### TASK STATEMENT:
In full and without alteration, copy the listing.
── DATASET RECORDS
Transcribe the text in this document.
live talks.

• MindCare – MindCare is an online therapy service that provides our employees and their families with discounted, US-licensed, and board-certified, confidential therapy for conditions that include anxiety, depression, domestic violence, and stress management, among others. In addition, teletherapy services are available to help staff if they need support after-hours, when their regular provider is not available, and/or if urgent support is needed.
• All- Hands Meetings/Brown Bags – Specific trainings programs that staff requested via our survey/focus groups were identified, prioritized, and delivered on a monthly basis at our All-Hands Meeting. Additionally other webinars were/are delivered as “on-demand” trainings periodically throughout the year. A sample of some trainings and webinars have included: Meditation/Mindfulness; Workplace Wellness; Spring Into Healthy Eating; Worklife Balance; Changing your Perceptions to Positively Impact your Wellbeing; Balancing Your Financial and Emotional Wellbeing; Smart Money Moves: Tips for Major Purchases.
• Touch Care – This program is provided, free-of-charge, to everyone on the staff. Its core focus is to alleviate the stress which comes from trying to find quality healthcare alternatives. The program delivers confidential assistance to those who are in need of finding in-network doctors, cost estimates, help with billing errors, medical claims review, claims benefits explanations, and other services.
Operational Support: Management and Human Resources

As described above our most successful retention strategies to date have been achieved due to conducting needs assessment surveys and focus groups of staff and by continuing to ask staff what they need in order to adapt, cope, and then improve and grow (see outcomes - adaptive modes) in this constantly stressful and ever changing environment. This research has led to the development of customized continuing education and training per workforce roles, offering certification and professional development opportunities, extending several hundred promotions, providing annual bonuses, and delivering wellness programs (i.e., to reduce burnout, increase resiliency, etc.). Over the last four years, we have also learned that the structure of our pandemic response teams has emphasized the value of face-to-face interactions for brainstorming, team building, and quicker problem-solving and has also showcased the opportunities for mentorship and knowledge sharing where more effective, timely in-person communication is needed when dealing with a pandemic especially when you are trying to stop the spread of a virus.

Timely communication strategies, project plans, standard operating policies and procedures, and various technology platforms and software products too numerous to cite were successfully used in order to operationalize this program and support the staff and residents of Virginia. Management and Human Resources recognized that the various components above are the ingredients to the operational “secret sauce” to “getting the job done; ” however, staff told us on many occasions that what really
────
### RESPONSE BOX:
Transcribe the text in this document.
live talks.

• MindCare – MindCare is an online therapy service that provides our employees and their families with discounted, US-licensed, and board-certified, confidential therapy for conditions that include anxiety, depression, domestic violence, and stress management, among others. In addition, teletherapy services are available to help staff if they need support after-hours, when their regular provider is not available, and/or if urgent support is needed.
• All- Hands Meetings/Brown Bags – Specific trainings programs that staff requested via our survey/focus groups were identified, prioritized, and delivered on a monthly basis at our All-Hands Meeting. Additionally other webinars were/are delivered as “on-demand” trainings periodically throughout the year. A sample of some trainings and webinars have included: Meditation/Mindfulness; Workplace Wellness; Spring Into Healthy Eating; Worklife Balance; Changing your Perceptions to Positively Impact your Wellbeing; Balancing Your Financial and Emotional Wellbeing; Smart Money Moves: Tips for Major Purchases.
• Touch Care – This program is provided, free-of-charge, to everyone on the staff. Its core focus is to alleviate the stress which comes from trying to find quality healthcare alternatives. The program delivers confidential assistance to those who are in need of finding in-network doctors, cost estimates, help with billing errors, medical claims review, claims benefits explanations, and other services.
Operational Support: Management and Human Resources

As described above our most successful retention strategies to date have been achieved due to conducting needs assessment surveys and focus groups of staff and by continuing to ask staff what they need in order to adapt, cope, and then improve and grow (see outcomes - adaptive modes) in this constantly stressful and ever changing environment. This research has led to the development of customized continuing education and training per workforce roles, offering certification and professional development opportunities, extending several hundred promotions, providing annual bonuses, and delivering wellness programs (i.e., to reduce burnout, increase resiliency, etc.). Over the last four years, we have also learned that the structure of our pandemic response teams has emphasized the value of face-to-face interactions for brainstorming, team building, and quicker problem-solving and has also showcased the opportunities for mentorship and knowledge sharing where more effective, timely in-person communication is needed when dealing with a pandemic especially when you are trying to stop the spread of a virus.

Timely communication strategies, project plans, standard operating policies and procedures, and various technology platforms and software products too numerous to cite were successfully used in order to operationalize this program and support the staff and residents of Virginia. Management and Human Resources recognized that the various components above are the ingredients to the operational “secret sauce” to “getting the job done; ” however, staff told us on many occasions that what really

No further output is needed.